• **WHAT THE TASK ASKS**
Extract from the listing each line in which the word "this" appears.

• **EXCERPTED RECORDS**
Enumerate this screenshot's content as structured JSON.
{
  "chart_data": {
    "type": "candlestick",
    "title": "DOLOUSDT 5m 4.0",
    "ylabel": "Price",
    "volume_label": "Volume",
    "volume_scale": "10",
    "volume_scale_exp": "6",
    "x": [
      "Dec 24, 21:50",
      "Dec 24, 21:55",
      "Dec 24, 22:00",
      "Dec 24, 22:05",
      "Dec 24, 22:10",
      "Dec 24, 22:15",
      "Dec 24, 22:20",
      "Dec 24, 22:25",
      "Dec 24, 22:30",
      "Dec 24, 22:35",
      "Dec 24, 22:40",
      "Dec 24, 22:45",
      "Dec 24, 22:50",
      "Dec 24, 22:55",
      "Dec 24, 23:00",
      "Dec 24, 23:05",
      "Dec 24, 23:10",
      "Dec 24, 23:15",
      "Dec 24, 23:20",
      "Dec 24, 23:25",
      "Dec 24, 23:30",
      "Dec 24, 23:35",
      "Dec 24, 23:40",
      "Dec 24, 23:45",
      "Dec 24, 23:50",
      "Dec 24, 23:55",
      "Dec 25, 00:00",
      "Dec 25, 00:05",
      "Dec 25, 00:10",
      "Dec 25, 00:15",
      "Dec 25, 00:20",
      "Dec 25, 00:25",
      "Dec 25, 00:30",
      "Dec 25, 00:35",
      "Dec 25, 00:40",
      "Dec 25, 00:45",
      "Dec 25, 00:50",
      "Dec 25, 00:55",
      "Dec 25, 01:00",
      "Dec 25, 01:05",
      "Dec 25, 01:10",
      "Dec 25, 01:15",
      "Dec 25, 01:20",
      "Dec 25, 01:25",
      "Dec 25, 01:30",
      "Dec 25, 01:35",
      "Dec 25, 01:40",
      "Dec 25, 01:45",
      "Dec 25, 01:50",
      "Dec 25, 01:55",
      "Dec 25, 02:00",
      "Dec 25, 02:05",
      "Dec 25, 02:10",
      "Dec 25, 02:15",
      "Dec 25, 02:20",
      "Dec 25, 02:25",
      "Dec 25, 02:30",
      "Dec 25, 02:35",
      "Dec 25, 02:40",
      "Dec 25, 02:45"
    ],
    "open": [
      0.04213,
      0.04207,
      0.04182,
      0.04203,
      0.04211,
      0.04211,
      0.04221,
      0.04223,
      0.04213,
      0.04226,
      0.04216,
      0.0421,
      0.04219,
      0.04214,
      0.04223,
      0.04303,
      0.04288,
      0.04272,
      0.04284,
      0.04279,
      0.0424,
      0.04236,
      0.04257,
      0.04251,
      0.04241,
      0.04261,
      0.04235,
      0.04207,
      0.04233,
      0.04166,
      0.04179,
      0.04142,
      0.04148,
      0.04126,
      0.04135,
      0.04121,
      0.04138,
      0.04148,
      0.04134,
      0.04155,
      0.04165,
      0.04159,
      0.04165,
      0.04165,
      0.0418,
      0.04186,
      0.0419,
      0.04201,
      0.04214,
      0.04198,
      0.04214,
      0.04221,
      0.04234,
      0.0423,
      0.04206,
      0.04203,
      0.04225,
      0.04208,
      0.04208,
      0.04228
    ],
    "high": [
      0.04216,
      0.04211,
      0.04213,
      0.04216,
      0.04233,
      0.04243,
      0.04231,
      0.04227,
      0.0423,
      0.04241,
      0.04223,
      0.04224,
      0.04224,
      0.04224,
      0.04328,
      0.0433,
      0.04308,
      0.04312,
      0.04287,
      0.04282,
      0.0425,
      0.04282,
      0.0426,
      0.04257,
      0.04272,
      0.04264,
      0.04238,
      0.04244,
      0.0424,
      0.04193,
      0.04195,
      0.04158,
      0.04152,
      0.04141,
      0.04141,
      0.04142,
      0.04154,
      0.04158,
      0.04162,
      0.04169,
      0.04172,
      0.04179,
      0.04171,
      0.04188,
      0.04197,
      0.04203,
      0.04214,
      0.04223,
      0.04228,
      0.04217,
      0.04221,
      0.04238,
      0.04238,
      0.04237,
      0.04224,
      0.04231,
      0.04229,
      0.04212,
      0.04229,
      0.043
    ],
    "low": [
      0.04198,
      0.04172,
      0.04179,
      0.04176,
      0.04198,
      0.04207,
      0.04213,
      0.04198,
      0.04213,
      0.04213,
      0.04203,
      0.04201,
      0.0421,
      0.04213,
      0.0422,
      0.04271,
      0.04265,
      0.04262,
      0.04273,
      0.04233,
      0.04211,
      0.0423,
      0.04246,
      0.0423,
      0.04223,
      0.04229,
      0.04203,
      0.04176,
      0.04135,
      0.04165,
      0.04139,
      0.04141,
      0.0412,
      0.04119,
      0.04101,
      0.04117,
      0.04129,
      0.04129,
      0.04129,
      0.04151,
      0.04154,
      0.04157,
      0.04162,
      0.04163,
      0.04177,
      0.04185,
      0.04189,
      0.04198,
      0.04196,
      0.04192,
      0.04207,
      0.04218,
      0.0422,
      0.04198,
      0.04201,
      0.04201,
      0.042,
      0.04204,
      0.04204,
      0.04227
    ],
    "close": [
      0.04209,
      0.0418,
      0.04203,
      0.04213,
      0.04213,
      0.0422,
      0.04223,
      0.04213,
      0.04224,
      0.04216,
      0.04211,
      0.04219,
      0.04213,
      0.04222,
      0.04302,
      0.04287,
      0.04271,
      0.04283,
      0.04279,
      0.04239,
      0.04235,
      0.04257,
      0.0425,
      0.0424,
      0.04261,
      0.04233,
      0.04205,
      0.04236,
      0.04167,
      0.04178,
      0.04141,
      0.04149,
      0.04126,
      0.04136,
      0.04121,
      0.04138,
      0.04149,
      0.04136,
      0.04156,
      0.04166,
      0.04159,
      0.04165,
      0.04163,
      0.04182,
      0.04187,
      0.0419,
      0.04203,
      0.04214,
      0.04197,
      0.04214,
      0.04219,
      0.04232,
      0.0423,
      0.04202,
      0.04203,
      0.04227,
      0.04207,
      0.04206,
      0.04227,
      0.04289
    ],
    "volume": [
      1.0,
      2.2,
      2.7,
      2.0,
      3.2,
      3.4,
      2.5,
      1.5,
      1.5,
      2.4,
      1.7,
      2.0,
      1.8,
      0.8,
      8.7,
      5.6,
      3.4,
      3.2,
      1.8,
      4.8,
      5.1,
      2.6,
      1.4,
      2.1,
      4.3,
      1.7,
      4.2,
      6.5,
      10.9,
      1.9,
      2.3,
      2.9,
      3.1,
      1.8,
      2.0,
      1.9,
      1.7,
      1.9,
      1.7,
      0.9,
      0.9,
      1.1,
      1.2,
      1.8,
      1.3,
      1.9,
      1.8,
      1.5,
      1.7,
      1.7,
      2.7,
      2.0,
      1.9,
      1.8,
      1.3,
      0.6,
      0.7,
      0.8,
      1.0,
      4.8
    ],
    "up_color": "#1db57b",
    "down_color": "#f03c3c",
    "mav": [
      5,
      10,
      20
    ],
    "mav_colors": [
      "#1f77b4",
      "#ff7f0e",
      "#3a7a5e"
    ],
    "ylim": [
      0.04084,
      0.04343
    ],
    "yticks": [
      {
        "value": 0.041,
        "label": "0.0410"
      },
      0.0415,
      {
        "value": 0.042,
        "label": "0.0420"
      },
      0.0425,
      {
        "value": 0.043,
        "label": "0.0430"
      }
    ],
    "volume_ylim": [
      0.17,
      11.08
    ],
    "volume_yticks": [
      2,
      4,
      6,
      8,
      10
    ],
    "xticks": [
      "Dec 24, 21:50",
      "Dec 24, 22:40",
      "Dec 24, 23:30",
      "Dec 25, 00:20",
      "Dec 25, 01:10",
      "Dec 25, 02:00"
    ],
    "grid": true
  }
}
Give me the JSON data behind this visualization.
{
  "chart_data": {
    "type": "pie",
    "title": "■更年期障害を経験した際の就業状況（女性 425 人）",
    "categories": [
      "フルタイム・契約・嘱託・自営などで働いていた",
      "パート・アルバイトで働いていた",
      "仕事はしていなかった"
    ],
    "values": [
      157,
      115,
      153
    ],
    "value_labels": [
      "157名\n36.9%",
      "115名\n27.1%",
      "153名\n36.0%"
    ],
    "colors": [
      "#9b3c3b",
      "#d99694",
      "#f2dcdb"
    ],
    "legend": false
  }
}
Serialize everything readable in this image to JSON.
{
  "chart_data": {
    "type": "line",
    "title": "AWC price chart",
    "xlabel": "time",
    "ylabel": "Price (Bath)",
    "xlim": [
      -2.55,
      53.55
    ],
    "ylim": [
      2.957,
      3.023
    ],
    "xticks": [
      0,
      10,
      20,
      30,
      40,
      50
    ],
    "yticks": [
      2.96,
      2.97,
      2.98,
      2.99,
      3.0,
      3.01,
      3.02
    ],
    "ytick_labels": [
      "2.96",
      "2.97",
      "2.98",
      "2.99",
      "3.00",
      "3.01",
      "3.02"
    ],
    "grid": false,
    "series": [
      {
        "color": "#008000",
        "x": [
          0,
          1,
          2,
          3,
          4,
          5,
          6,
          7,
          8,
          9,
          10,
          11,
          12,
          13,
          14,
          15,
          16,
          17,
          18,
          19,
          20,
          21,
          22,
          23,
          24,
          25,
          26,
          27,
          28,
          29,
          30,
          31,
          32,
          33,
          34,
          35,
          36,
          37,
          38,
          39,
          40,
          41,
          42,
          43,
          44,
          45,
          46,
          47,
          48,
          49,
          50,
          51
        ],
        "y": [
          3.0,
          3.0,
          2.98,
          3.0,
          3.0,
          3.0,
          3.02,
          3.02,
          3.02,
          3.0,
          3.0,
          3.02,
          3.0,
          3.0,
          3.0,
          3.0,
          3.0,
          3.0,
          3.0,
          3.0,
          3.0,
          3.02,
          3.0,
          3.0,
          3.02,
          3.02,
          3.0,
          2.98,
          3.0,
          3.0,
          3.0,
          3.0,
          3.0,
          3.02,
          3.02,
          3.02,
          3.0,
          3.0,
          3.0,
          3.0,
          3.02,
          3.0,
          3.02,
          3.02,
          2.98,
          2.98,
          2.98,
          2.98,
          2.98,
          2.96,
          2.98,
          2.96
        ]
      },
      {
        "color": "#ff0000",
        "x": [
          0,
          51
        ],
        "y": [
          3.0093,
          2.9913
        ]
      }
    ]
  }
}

• **EXERCISE SOLUTION**
Enumerate this screenshot's content as structured JSON.
Give me the JSON data behind this visualization.
Serialize everything readable in this image to JSON.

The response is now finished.